> DATA PROVIDED:
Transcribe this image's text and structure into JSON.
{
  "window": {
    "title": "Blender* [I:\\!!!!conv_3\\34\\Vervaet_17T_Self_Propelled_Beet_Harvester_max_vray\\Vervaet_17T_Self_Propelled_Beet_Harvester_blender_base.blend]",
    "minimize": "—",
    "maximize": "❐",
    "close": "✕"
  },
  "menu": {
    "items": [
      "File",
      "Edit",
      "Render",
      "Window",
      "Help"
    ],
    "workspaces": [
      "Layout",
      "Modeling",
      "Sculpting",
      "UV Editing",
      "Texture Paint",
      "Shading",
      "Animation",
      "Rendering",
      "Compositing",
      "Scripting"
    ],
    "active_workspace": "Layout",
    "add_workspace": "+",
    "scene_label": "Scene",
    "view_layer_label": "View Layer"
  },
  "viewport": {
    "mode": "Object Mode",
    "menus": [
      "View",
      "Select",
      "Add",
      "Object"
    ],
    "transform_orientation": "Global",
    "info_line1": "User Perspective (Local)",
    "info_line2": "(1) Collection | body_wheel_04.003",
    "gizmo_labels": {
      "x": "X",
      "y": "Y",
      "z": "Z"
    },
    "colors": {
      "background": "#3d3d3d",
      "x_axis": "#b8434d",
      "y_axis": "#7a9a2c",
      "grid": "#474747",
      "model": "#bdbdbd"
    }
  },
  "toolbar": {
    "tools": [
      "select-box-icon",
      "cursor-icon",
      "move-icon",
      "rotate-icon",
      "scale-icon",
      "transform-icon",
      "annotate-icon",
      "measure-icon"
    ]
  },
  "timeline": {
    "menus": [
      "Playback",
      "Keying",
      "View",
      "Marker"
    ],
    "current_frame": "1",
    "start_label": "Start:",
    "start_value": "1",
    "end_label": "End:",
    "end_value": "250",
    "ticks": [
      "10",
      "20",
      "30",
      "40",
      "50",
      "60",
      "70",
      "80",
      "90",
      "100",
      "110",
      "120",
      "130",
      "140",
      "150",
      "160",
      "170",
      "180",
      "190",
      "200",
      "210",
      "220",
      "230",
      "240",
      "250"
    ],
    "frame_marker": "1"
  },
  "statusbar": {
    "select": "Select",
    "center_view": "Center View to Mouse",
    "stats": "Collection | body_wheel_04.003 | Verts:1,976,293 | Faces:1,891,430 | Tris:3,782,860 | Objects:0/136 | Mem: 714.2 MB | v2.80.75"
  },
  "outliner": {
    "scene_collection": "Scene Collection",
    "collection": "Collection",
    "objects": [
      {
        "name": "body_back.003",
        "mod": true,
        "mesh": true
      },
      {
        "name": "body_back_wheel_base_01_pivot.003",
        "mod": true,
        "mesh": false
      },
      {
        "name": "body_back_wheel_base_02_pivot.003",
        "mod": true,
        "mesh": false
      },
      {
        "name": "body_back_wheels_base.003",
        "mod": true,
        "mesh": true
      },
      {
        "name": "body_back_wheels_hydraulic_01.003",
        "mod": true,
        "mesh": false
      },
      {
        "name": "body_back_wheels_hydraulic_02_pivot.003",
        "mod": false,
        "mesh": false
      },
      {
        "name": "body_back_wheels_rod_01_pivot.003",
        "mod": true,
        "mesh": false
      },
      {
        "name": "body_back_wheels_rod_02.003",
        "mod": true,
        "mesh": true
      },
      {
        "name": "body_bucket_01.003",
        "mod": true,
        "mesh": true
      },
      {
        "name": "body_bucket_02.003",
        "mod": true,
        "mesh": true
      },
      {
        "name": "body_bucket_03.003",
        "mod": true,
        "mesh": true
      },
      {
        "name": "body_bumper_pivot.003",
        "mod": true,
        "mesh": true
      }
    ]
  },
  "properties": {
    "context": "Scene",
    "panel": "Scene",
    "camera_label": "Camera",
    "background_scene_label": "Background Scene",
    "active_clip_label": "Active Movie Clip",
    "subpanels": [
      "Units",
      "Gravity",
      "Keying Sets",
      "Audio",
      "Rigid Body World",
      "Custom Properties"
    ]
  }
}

> OBJECTIVE:
Count the lines of the data that contain the string "icon", and reply with that number alone.

> EXERCISE RESULT:
8